▶ [Requirements]
A. Say whether each statement agrees with the forum post, answering yes or no and quoting the deciding words: (i) the writer took home $16 yesterday; (ii) the writer says the grass is not greener; (iii) the writer has dealt with a dozen difficult guys every night.
B. Copy the lines of the records exactly, starting with their first line and going on through the line containing "Text: 8: 8 — [269, 106, 277, 116]", with both of those lines included.
==== Extract ====
View Full Version : I fucking SUCK as a stripper
iambonbon05
04-07-2008, 12:51 PM
Wow... I cannot IMAGINE people saying that kind of shit here. Maybe think it but I think most people would rather die than say that aloud. Maybe I'm just oblivious because I'm white... it's really sad there's still people like that.
You sound a lot like me, especially a few months ago. New, shy, a pushover, not very confident, needing to switch clubs but not wanting to. The difference being I have dealt with maybe two guys that reach something close on the asshole-o-meter when it sounds like you get a dozen every night! RUN! I know you want to wait, do research, whatever but I really don't think you could do worse than you are right now. The grass really is greener!
In the meantime some ladies here gave some great tips. To add:
- Don't pay attention to the other girls. For all you know they could be lying. Really. Pay attention to how hard you're trying and how you're doing. Think of something positive at the end of each night. For example yesterday I took home $16 but I was out there the whole time hustling my ass off when I could and while it was dead (NO customers for a good couple hours) I had a lot of fun with my friend. And besides, I made good money the two days before that. Can't win em all.
==== Task inputs ====
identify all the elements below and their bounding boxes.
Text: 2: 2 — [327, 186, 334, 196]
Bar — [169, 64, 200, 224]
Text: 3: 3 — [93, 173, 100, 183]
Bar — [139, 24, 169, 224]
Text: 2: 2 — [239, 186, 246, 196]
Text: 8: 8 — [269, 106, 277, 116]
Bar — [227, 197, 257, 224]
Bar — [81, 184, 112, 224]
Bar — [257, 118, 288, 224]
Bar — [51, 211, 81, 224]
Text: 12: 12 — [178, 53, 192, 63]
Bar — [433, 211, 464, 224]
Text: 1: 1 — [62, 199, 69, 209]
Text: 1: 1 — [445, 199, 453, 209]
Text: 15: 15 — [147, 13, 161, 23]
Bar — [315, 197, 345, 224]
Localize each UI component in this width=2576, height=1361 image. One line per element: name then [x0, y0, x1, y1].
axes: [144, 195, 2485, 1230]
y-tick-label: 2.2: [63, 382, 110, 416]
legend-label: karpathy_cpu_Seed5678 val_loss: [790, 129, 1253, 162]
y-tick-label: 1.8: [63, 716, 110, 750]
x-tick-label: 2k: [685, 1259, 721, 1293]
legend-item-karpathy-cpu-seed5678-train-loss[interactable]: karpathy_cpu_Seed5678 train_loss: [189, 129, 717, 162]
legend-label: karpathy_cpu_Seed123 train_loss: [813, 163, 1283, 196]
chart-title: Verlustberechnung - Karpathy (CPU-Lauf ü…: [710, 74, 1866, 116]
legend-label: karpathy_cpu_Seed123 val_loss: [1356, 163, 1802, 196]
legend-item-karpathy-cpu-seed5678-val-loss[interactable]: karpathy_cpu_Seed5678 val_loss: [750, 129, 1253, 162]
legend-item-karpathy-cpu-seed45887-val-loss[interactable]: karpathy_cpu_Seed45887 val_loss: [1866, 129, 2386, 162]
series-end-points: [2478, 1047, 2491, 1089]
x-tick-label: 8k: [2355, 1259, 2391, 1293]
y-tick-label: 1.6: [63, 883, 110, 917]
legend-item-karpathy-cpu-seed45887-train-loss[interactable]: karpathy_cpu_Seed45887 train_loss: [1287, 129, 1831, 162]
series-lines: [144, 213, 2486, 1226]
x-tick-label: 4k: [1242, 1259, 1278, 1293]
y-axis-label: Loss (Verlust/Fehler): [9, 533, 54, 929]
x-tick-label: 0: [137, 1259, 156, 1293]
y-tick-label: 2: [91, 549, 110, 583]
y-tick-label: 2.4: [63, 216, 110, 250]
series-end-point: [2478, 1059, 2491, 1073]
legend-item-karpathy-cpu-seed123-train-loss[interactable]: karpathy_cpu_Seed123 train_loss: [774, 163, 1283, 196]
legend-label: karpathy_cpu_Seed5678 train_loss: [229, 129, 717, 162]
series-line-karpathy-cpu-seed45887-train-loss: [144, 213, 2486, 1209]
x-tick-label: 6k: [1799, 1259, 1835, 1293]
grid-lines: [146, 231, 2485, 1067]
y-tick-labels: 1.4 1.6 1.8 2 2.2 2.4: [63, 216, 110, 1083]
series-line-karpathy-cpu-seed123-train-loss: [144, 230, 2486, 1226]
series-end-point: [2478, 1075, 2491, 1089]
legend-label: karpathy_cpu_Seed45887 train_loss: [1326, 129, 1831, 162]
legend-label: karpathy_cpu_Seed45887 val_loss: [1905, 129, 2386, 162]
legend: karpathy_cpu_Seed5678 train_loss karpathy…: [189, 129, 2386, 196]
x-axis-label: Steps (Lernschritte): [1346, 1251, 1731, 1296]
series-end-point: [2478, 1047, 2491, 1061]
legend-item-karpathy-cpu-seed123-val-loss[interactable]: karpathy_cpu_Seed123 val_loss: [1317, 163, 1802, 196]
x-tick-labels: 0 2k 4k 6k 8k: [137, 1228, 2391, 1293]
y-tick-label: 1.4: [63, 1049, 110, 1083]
====
▶ [Completed exercise]
A.
(i) Yes: "yesterday I took home $16"
(ii) No: "The grass really is greener!"
(iii) No: "I have dealt with maybe two guys that reach something close on the asshole-o-meter"

B.
identify all the elements below and their bounding boxes.
Text: 2: 2 — [327, 186, 334, 196]
Bar — [169, 64, 200, 224]
Text: 3: 3 — [93, 173, 100, 183]
Bar — [139, 24, 169, 224]
Text: 2: 2 — [239, 186, 246, 196]
Text: 8: 8 — [269, 106, 277, 116]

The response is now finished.